▶ **WHAT THE TASK ASKS**
From the listing below, select every line where the word "新课标Ⅱ卷" appears.

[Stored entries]

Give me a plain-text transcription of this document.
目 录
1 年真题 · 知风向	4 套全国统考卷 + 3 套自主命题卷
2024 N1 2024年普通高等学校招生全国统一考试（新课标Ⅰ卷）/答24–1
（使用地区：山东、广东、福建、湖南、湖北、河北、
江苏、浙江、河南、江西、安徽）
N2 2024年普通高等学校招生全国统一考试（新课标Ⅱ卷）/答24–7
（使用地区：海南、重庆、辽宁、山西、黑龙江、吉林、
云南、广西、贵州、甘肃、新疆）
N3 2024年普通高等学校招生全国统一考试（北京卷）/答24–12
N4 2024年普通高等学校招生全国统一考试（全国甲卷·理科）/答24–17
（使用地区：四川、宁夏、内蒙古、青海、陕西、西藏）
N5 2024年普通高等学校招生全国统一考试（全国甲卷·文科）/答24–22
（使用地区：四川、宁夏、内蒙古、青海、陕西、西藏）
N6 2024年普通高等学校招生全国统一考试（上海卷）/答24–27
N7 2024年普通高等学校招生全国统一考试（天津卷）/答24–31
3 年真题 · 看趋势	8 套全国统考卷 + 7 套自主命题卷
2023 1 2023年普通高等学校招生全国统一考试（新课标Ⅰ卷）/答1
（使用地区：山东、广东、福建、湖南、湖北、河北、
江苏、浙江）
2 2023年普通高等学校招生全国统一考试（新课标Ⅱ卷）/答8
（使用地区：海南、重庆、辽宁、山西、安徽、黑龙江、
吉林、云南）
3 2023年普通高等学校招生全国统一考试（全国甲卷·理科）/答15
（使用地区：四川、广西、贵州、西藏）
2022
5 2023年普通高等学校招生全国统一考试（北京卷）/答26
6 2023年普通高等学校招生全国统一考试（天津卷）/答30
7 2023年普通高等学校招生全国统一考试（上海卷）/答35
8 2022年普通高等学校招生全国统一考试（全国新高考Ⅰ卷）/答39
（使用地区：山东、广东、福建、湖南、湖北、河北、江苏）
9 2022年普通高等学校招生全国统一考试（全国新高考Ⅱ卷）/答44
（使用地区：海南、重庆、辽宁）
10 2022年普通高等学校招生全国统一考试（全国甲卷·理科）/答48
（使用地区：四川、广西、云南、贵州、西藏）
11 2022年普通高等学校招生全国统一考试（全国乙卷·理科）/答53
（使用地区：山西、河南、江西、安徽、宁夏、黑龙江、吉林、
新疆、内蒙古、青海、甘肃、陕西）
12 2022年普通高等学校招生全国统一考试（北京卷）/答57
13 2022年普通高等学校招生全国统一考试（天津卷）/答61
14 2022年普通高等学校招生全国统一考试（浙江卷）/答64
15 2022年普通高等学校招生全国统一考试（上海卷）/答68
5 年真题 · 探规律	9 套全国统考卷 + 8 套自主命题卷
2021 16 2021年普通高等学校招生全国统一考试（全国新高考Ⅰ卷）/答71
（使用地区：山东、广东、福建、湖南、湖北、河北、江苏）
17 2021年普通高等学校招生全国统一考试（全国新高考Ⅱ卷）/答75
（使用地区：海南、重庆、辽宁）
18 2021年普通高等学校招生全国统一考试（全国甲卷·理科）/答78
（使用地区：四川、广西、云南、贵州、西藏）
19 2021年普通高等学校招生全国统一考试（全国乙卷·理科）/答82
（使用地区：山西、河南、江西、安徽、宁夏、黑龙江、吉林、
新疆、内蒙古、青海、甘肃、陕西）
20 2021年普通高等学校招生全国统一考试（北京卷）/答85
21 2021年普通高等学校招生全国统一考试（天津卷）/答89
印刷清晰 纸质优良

▶ **ANSWER IN FULL**
N2 2024年普通高等学校招生全国统一考试（新课标Ⅱ卷）/答24–7
2 2023年普通高等学校招生全国统一考试（新课标Ⅱ卷）/答8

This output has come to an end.